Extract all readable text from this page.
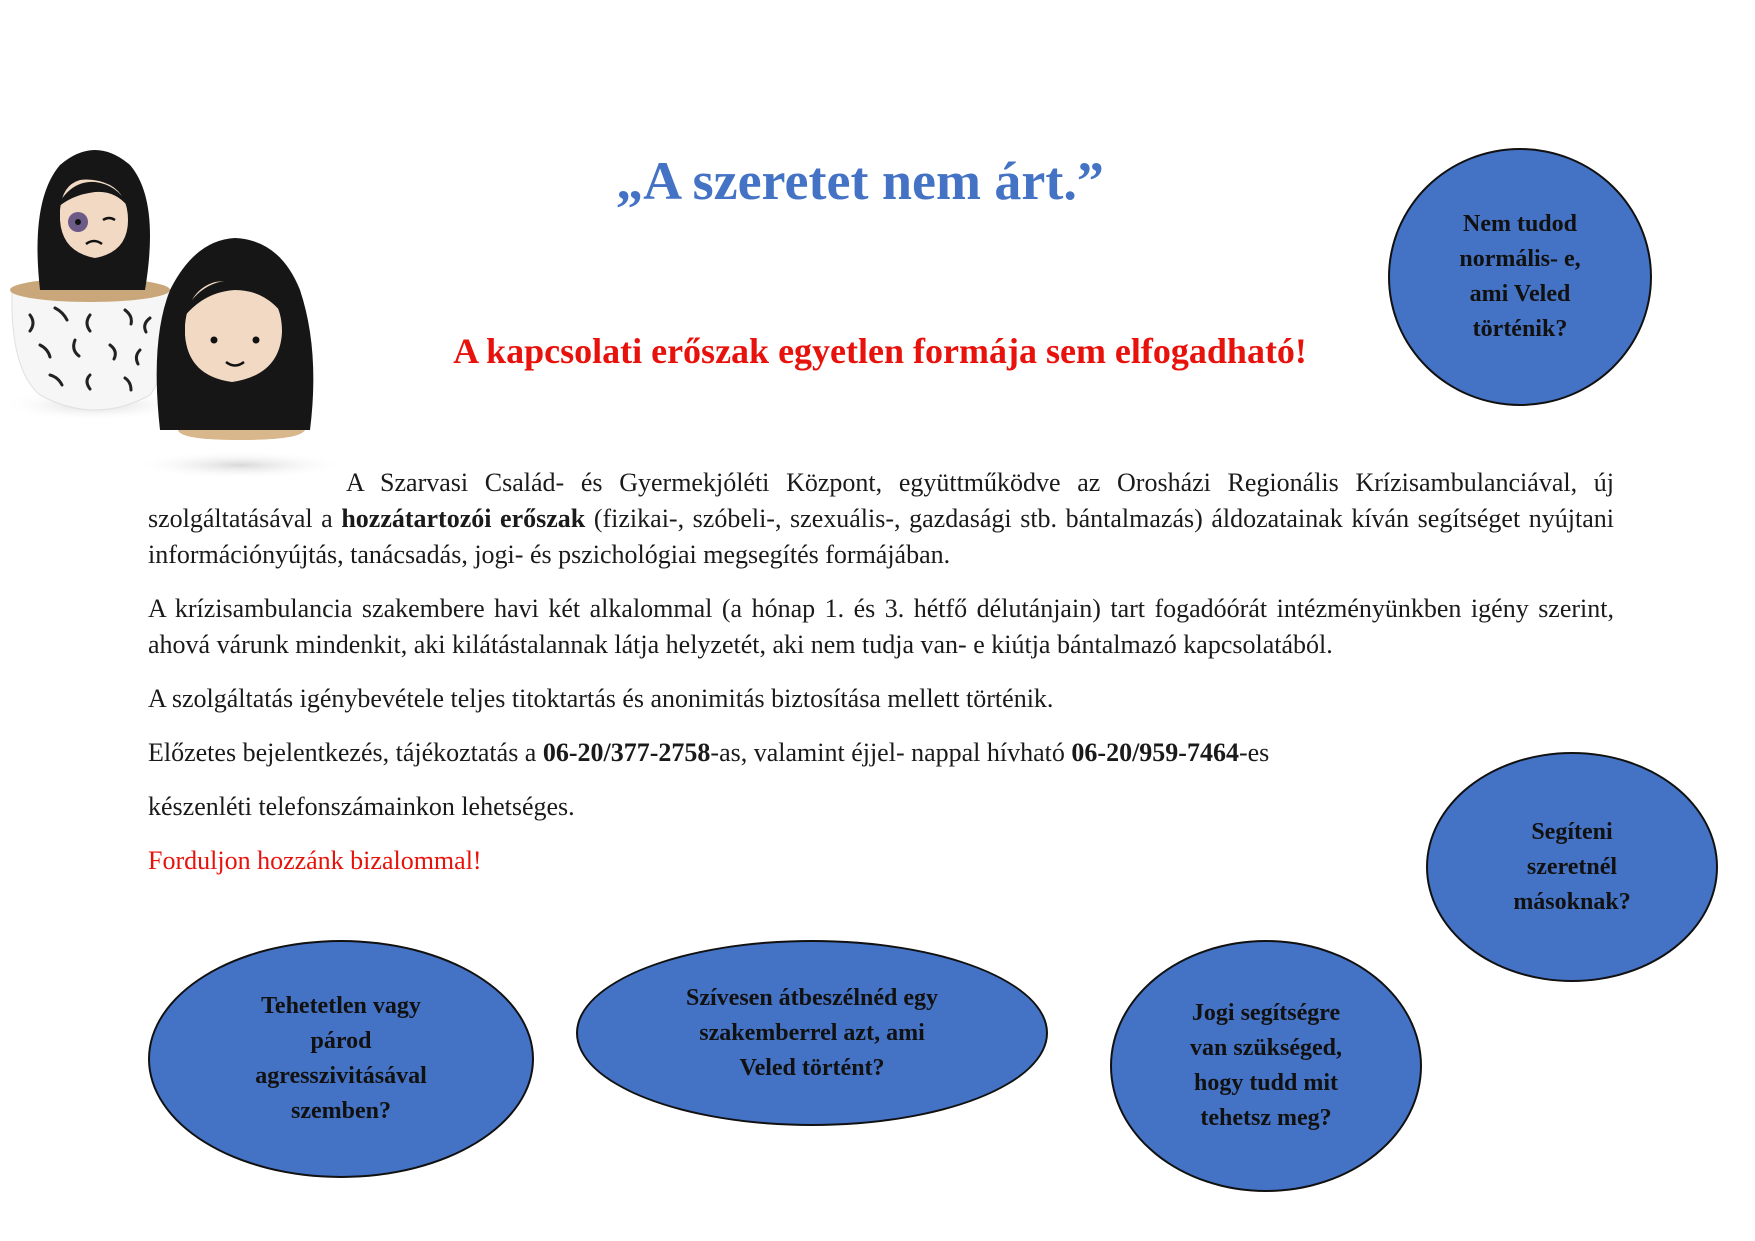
„A szeretet nem árt.”
A kapcsolati erőszak egyetlen formája sem elfogadható!

A Szarvasi Család- és Gyermekjóléti Központ, együttműködve az Orosházi Regionális Krízisambulanciával, új szolgáltatásával a hozzátartozói erőszak (fizikai-, szóbeli-, szexuális-, gazdasági stb. bántalmazás) áldozatainak kíván segítséget nyújtani információnyújtás, tanácsadás, jogi- és pszichológiai megsegítés formájában.

A krízisambulancia szakembere havi két alkalommal (a hónap 1. és 3. hétfő délutánjain) tart fogadóórát intézményünkben igény szerint, ahová várunk mindenkit, aki kilátástalannak látja helyzetét, aki nem tudja van- e kiútja bántalmazó kapcsolatából.

A szolgáltatás igénybevétele teljes titoktartás és anonimitás biztosítása mellett történik.

Előzetes bejelentkezés, tájékoztatás a 06-20/377-2758-as, valamint éjjel- nappal hívható 06-20/959-7464-es

készenléti telefonszámainkon lehetséges.

Forduljon hozzánk bizalommal!

Nem tudod
normális- e,
ami Veled
történik?
Segíteni
szeretnél
másoknak?
Tehetetlen vagy
párod
agresszivitásával
szemben?
Szívesen átbeszélnéd egy
szakemberrel azt, ami
Veled történt?
Jogi segítségre
van szükséged,
hogy tudd mit
tehetsz meg?
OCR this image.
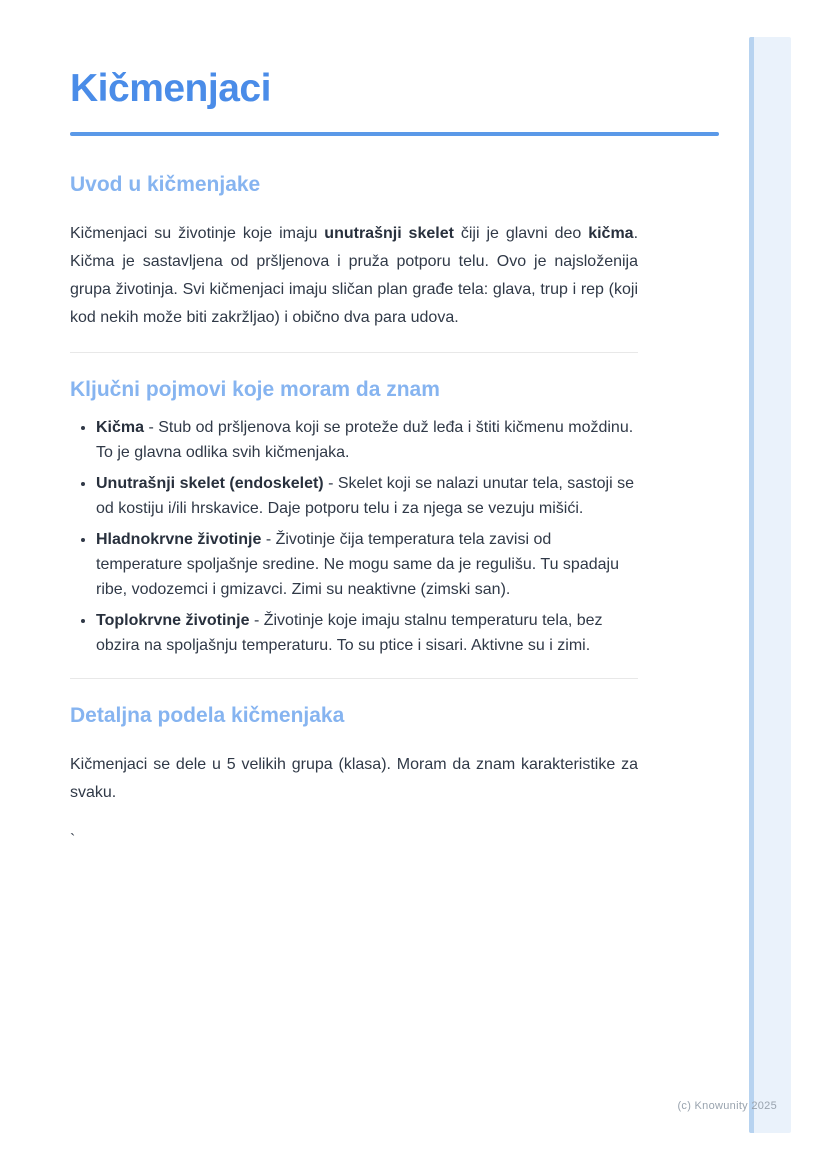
Kičmenjaci
Uvod u kičmenjake

Kičmenjaci su životinje koje imaju unutrašnji skelet čiji je glavni deo kičma. Kičma je sastavljena od pršljenova i pruža potporu telu. Ovo je najsloženija grupa životinja. Svi kičmenjaci imaju sličan plan građe tela: glava, trup i rep (koji kod nekih može biti zakržljao) i obično dva para udova.

Ključni pojmovi koje moram da znam
• Kičma - Stub od pršljenova koji se proteže duž leđa i štiti kičmenu moždinu. To je glavna odlika svih kičmenjaka.
• Unutrašnji skelet (endoskelet) - Skelet koji se nalazi unutar tela, sastoji se od kostiju i/ili hrskavice. Daje potporu telu i za njega se vezuju mišići.
• Hladnokrvne životinje - Životinje čija temperatura tela zavisi od temperature spoljašnje sredine. Ne mogu same da je regulišu. Tu spadaju ribe, vodozemci i gmizavci. Zimi su neaktivne (zimski san).
• Toplokrvne životinje - Životinje koje imaju stalnu temperaturu tela, bez obzira na spoljašnju temperaturu. To su ptice i sisari. Aktivne su i zimi.
Detaljna podela kičmenjaka

Kičmenjaci se dele u 5 velikih grupa (klasa). Moram da znam karakteristike za svaku.

`

(c) Knowunity 2025
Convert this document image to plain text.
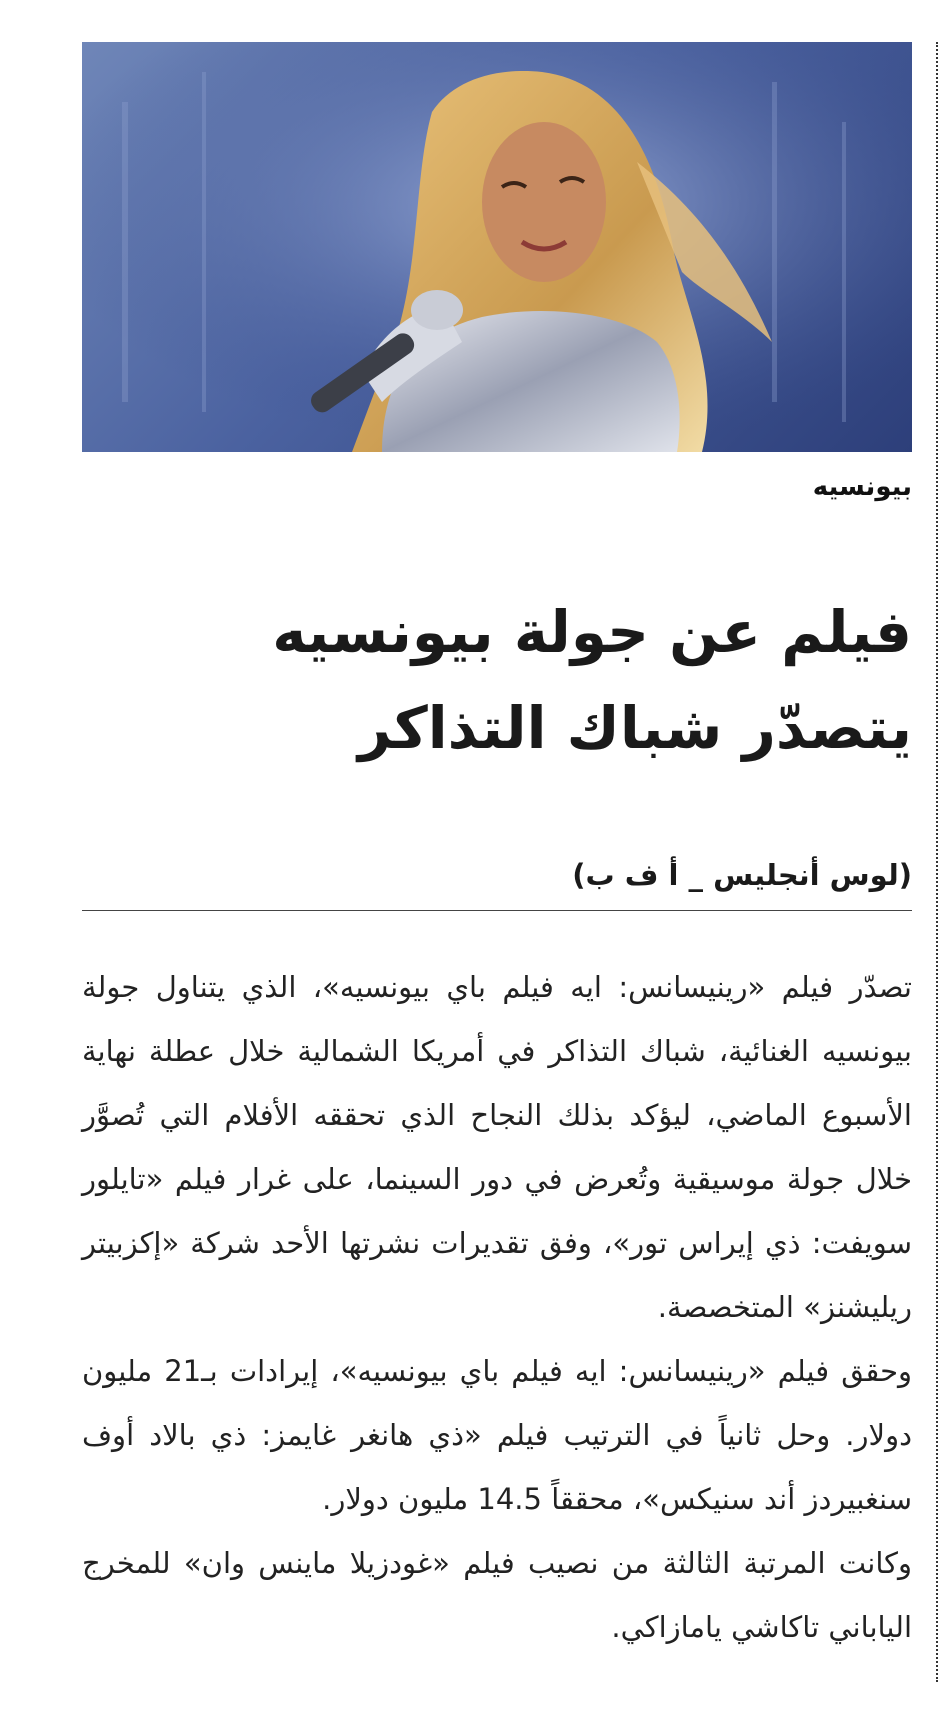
بيونسيه
فيلم عن جولة بيونسيه
يتصدّر شباك التذاكر
(لوس أنجليس _ أ ف ب)

تصدّر فيلم «رينيسانس: ايه فيلم باي بيونسيه»، الذي يتناول جولة بيونسيه الغنائية، شباك التذاكر في أمريكا الشمالية خلال عطلة نهاية الأسبوع الماضي، ليؤكد بذلك النجاح الذي تحققه الأفلام التي تُصوَّر خلال جولة موسيقية وتُعرض في دور السينما، على غرار فيلم «تايلور سويفت: ذي إيراس تور»، وفق تقديرات نشرتها الأحد شركة «إكزبيتر ريليشنز» المتخصصة.

وحقق فيلم «رينيسانس: ايه فيلم باي بيونسيه»، إيرادات بـ21 مليون دولار. وحل ثانياً في الترتيب فيلم «ذي هانغر غايمز: ذي بالاد أوف سنغبيردز أند سنيكس»، محققاً 14.5 مليون دولار.

وكانت المرتبة الثالثة من نصيب فيلم «غودزيلا ماينس وان» للمخرج الياباني تاكاشي يامازاكي.
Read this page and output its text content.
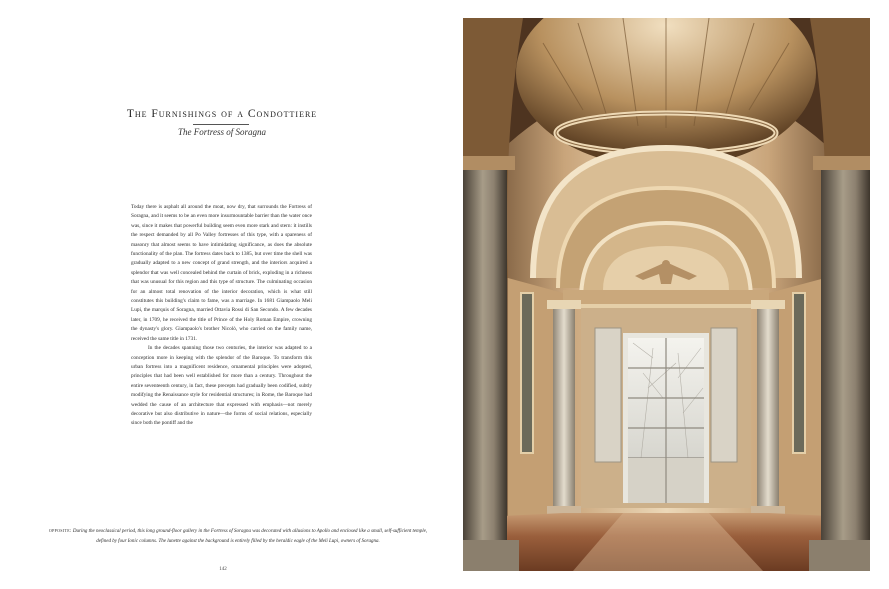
The Furnishings of a Condottiere
The Fortress of Soragna

Today there is asphalt all around the moat, now dry, that surrounds the Fortress of Soragna, and it seems to be an even more insurmountable barrier than the water once was, since it makes that powerful building seem even more stark and stern: it instills the respect demanded by all Po Valley fortresses of this type, with a spareness of masonry that almost seems to have intimidating significance, as does the absolute functionality of the plan. The fortress dates back to 1385, but over time the shell was gradually adapted to a new concept of grand strength, and the interiors acquired a splendor that was well concealed behind the curtain of brick, exploding in a richness that was unusual for this region and this type of structure. The culminating occasion for an almost total renovation of the interior decoration, which is what still constitutes this building's claim to fame, was a marriage. In 1681 Giampaolo Meli Lupi, the marquis of Soragna, married Ottavia Rossi di San Secondo. A few decades later, in 1709, he received the title of Prince of the Holy Roman Empire, crowning the dynasty's glory. Giampaolo's brother Nicolò, who carried on the family name, received the same title in 1731.

In the decades spanning those two centuries, the interior was adapted to a conception more in keeping with the splendor of the Baroque. To transform this urban fortress into a magnificent residence, ornamental principles were adopted, principles that had been well established for more than a century. Throughout the entire seventeenth century, in fact, these precepts had gradually been codified, subtly modifying the Renaissance style for residential structures; in Rome, the Baroque had wedded the cause of an architecture that expressed with emphasis—not merely decorative but also distributive in nature—the forms of social relations, especially since both the pontiff and the

opposite: During the neoclassical period, this long ground-floor gallery in the Fortress of Soragna was decorated with allusions to Apollo and enclosed like a small, self-sufficient temple, defined by four Ionic columns. The lunette against the background is entirely filled by the heraldic eagle of the Meli Lupi, owners of Soragna.
142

☆ ☆ ☆ ☆ ☆ ☆ ☆

[EXERCISE GOAL]
Check each line of the data above for the word "kičmenjaka" and say how many lines have it. Give the number alone.

[WRITTEN ANSWER]
2